• Goal: Find every line in the records below that holds the word "this", and copy each one.

## start

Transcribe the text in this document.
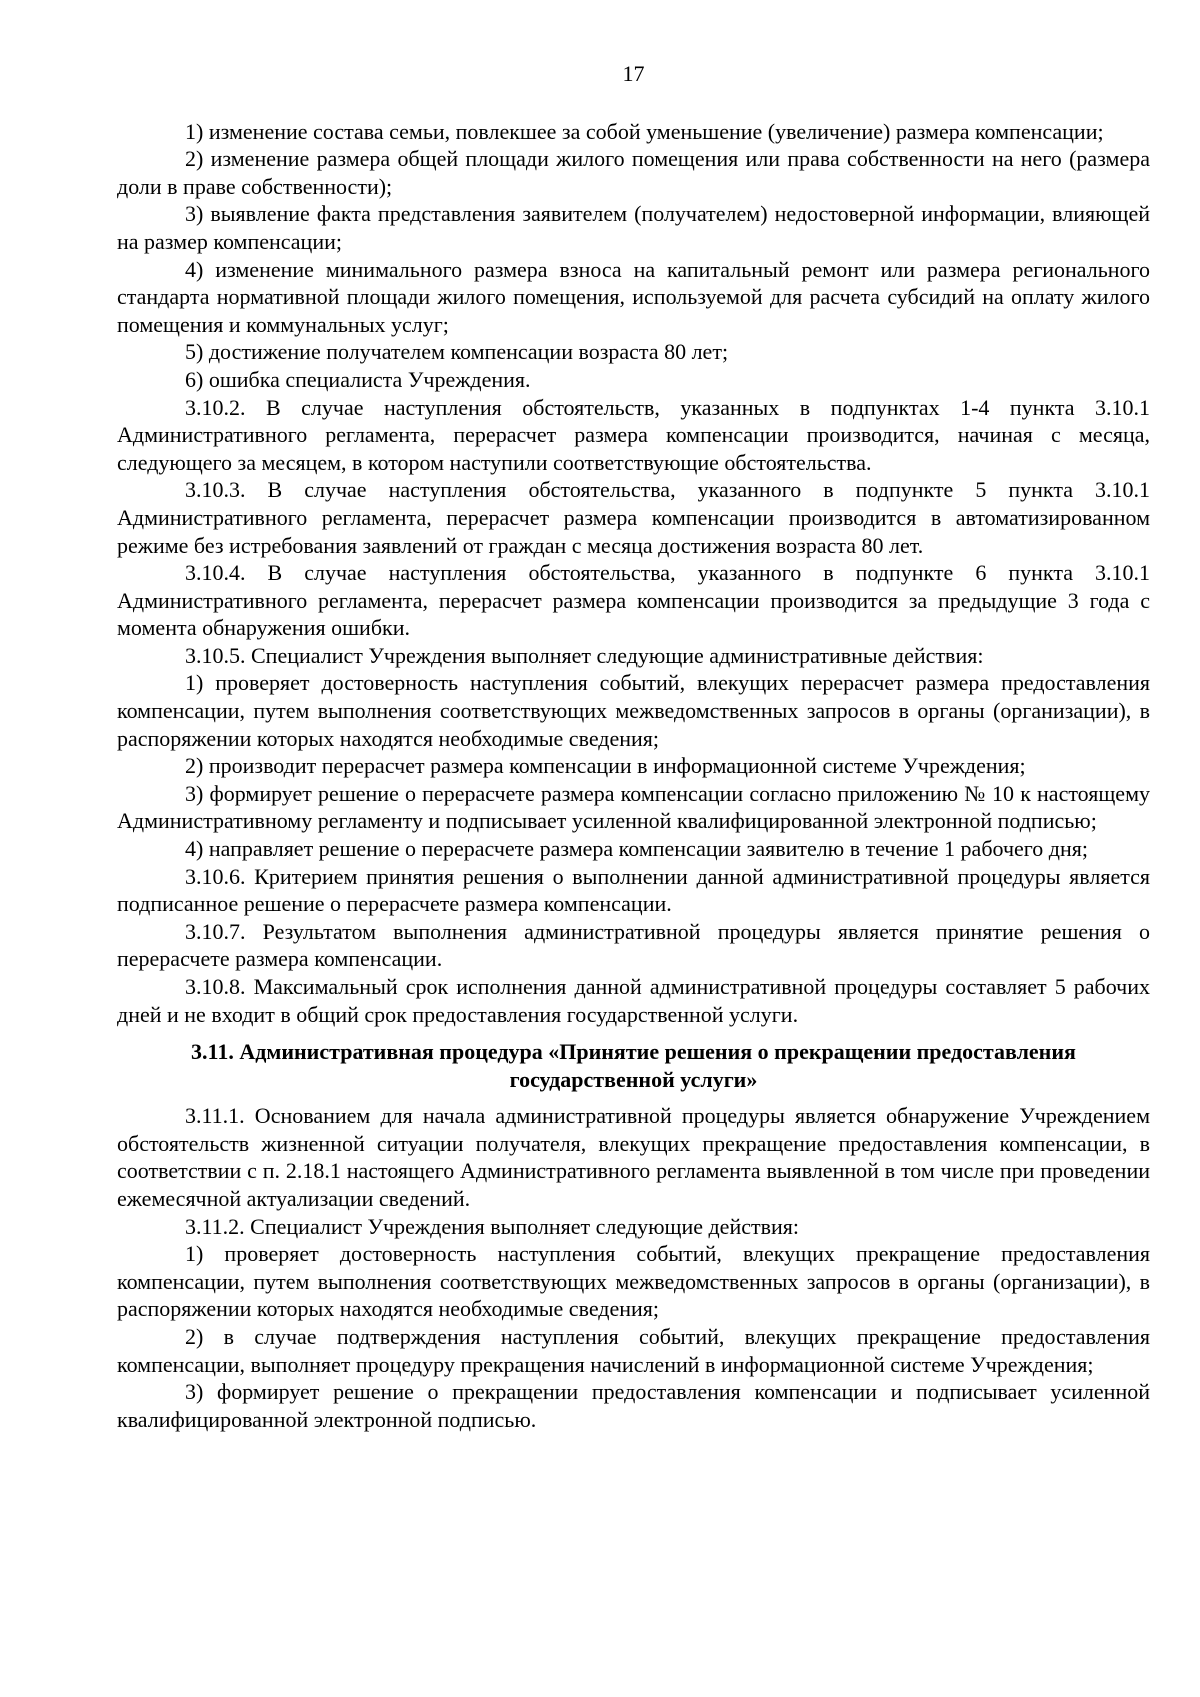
17

1) изменение состава семьи, повлекшее за собой уменьшение (увеличение) размера компенсации;

2) изменение размера общей площади жилого помещения или права собственности на него (размера доли в праве собственности);

3) выявление факта представления заявителем (получателем) недостоверной информации, влияющей на размер компенсации;

4) изменение минимального размера взноса на капитальный ремонт или размера регионального стандарта нормативной площади жилого помещения, используемой для расчета субсидий на оплату жилого помещения и коммунальных услуг;

5) достижение получателем компенсации возраста 80 лет;

6) ошибка специалиста Учреждения.

3.10.2. В случае наступления обстоятельств, указанных в подпунктах 1-4 пункта 3.10.1 Административного регламента, перерасчет размера компенсации производится, начиная с месяца, следующего за месяцем, в котором наступили соответствующие обстоятельства.

3.10.3. В случае наступления обстоятельства, указанного в подпункте 5 пункта 3.10.1 Административного регламента, перерасчет размера компенсации производится в автоматизированном режиме без истребования заявлений от граждан с месяца достижения возраста 80 лет.

3.10.4. В случае наступления обстоятельства, указанного в подпункте 6 пункта 3.10.1 Административного регламента, перерасчет размера компенсации производится за предыдущие 3 года с момента обнаружения ошибки.

3.10.5. Специалист Учреждения выполняет следующие административные действия:

1) проверяет достоверность наступления событий, влекущих перерасчет размера предоставления компенсации, путем выполнения соответствующих межведомственных запросов в органы (организации), в распоряжении которых находятся необходимые сведения;

2) производит перерасчет размера компенсации в информационной системе Учреждения;

3) формирует решение о перерасчете размера компенсации согласно приложению № 10 к настоящему Административному регламенту и подписывает усиленной квалифицированной электронной подписью;

4) направляет решение о перерасчете размера компенсации заявителю в течение 1 рабочего дня;

3.10.6. Критерием принятия решения о выполнении данной административной процедуры является подписанное решение о перерасчете размера компенсации.

3.10.7. Результатом выполнения административной процедуры является принятие решения о перерасчете размера компенсации.

3.10.8. Максимальный срок исполнения данной административной процедуры составляет 5 рабочих дней и не входит в общий срок предоставления государственной услуги.

3.11. Административная процедура «Принятие решения о прекращении предоставления
государственной услуги»

3.11.1. Основанием для начала административной процедуры является обнаружение Учреждением обстоятельств жизненной ситуации получателя, влекущих прекращение предоставления компенсации, в соответствии с п. 2.18.1 настоящего Административного регламента выявленной в том числе при проведении ежемесячной актуализации сведений.

3.11.2. Специалист Учреждения выполняет следующие действия:

1) проверяет достоверность наступления событий, влекущих прекращение предоставления компенсации, путем выполнения соответствующих межведомственных запросов в органы (организации), в распоряжении которых находятся необходимые сведения;

2) в случае подтверждения наступления событий, влекущих прекращение предоставления компенсации, выполняет процедуру прекращения начислений в информационной системе Учреждения;

3) формирует решение о прекращении предоставления компенсации и подписывает усиленной квалифицированной электронной подписью.
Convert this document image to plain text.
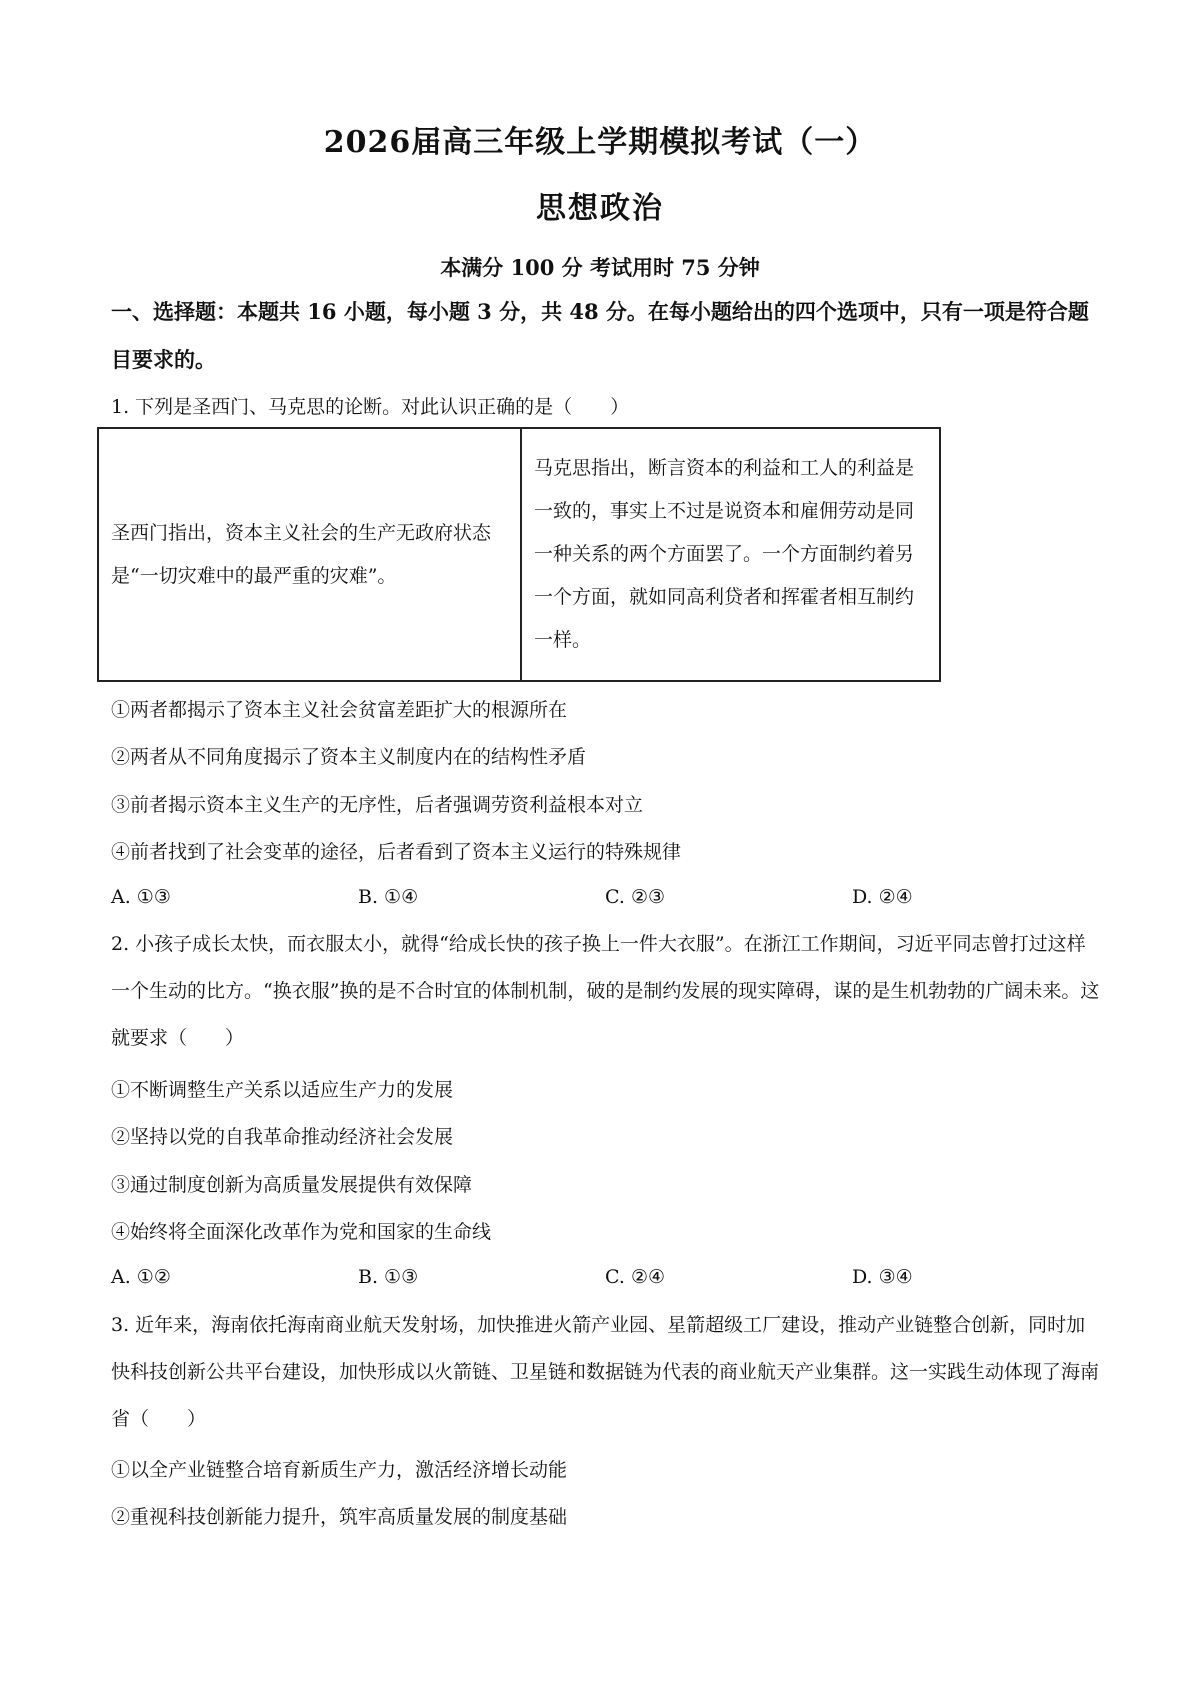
2026届高三年级上学期模拟考试（一）
思想政治
本满分 100 分 考试用时 75 分钟
一、选择题：本题共 16 小题，每小题 3 分，共 48 分。在每小题给出的四个选项中，只有一项是符合题目要求的。
1. 下列是圣西门、马克思的论断。对此认识正确的是（　　）
圣西门指出，资本主义社会的生产无政府状态是“一切灾难中的最严重的灾难”。	马克思指出，断言资本的利益和工人的利益是一致的，事实上不过是说资本和雇佣劳动是同一种关系的两个方面罢了。一个方面制约着另一个方面，就如同高利贷者和挥霍者相互制约一样。
①两者都揭示了资本主义社会贫富差距扩大的根源所在
②两者从不同角度揭示了资本主义制度内在的结构性矛盾
③前者揭示资本主义生产的无序性，后者强调劳资利益根本对立
④前者找到了社会变革的途径，后者看到了资本主义运行的特殊规律
A. ①③	B. ①④	C. ②③	D. ②④
2. 小孩子成长太快，而衣服太小，就得“给成长快的孩子换上一件大衣服”。在浙江工作期间，习近平同志曾打过这样一个生动的比方。“换衣服”换的是不合时宜的体制机制，破的是制约发展的现实障碍，谋的是生机勃勃的广阔未来。这就要求（　　）
①不断调整生产关系以适应生产力的发展
②坚持以党的自我革命推动经济社会发展
③通过制度创新为高质量发展提供有效保障
④始终将全面深化改革作为党和国家的生命线
A. ①②	B. ①③	C. ②④	D. ③④
3. 近年来，海南依托海南商业航天发射场，加快推进火箭产业园、星箭超级工厂建设，推动产业链整合创新，同时加快科技创新公共平台建设，加快形成以火箭链、卫星链和数据链为代表的商业航天产业集群。这一实践生动体现了海南省（　　）
①以全产业链整合培育新质生产力，激活经济增长动能
②重视科技创新能力提升，筑牢高质量发展的制度基础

## end

• Solved exercise:
Transcribe the text in this document.
Convert this document image to plain text.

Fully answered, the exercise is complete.